(Extracted records)
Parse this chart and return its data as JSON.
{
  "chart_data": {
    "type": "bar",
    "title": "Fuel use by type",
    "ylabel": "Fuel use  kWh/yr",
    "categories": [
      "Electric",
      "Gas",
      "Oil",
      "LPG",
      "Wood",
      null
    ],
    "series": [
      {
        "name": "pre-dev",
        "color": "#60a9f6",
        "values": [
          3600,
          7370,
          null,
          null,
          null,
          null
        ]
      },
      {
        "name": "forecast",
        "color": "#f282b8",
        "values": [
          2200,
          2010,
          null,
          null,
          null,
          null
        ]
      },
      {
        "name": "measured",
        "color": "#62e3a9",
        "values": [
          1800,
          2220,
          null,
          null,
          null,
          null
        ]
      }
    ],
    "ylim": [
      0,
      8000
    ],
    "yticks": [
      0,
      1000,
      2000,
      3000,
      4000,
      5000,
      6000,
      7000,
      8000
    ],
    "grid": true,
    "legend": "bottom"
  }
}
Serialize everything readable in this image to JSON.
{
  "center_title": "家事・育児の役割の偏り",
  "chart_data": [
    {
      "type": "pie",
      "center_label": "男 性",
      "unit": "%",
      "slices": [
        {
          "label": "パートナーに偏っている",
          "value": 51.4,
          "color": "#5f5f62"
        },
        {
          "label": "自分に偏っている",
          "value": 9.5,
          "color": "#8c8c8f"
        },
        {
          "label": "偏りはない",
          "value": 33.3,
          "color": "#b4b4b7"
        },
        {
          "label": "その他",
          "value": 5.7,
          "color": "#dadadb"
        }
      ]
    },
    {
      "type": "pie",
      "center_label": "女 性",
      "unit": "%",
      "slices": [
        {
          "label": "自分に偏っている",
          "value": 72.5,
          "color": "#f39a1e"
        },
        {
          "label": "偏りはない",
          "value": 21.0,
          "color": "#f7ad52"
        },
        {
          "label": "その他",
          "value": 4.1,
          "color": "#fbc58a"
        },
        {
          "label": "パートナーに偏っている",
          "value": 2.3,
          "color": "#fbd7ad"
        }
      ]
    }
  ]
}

▸ **Task directions**:
Whenever "color" turns up in a line, pick that line out.

▸ **Expected answer**:
        "color": "#60a9f6",
        "color": "#f282b8",
        "color": "#62e3a9",
          "color": "#5f5f62"
          "color": "#8c8c8f"
          "color": "#b4b4b7"
          "color": "#dadadb"
          "color": "#f39a1e"
          "color": "#f7ad52"
          "color": "#fbc58a"
          "color": "#fbd7ad"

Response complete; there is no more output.